→ **EXERCISE BRIEF**: Below is some material; set it all down exactly, apart from the pictures.

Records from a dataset
* begin *
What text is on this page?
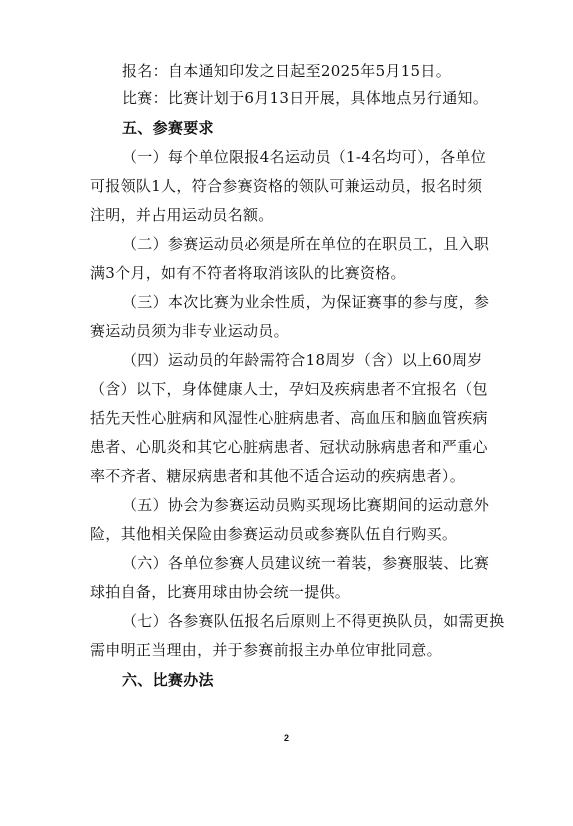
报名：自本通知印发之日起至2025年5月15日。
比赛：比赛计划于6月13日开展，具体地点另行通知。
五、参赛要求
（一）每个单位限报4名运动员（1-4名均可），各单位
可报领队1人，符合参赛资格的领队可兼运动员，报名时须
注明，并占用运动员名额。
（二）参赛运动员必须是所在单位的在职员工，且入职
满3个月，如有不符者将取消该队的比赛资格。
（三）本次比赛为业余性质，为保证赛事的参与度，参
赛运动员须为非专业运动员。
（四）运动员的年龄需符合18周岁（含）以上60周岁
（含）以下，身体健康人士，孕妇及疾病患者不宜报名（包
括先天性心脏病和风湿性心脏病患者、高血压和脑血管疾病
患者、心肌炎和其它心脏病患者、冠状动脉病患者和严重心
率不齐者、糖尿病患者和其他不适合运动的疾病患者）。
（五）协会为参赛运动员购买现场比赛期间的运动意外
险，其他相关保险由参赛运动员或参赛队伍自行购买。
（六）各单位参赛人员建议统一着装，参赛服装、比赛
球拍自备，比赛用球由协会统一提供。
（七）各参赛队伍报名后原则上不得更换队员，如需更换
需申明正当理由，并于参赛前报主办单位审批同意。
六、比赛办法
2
* end *
→ **ANSWER TO THIS PROBLEM**:
What text is on this page?
报名：自本通知印发之日起至2025年5月15日。
比赛：比赛计划于6月13日开展，具体地点另行通知。
五、参赛要求
（一）每个单位限报4名运动员（1-4名均可），各单位
可报领队1人，符合参赛资格的领队可兼运动员，报名时须
注明，并占用运动员名额。
（二）参赛运动员必须是所在单位的在职员工，且入职
满3个月，如有不符者将取消该队的比赛资格。
（三）本次比赛为业余性质，为保证赛事的参与度，参
赛运动员须为非专业运动员。
（四）运动员的年龄需符合18周岁（含）以上60周岁
（含）以下，身体健康人士，孕妇及疾病患者不宜报名（包
括先天性心脏病和风湿性心脏病患者、高血压和脑血管疾病
患者、心肌炎和其它心脏病患者、冠状动脉病患者和严重心
率不齐者、糖尿病患者和其他不适合运动的疾病患者）。
（五）协会为参赛运动员购买现场比赛期间的运动意外
险，其他相关保险由参赛运动员或参赛队伍自行购买。
（六）各单位参赛人员建议统一着装，参赛服装、比赛
球拍自备，比赛用球由协会统一提供。
（七）各参赛队伍报名后原则上不得更换队员，如需更换
需申明正当理由，并于参赛前报主办单位审批同意。
六、比赛办法
2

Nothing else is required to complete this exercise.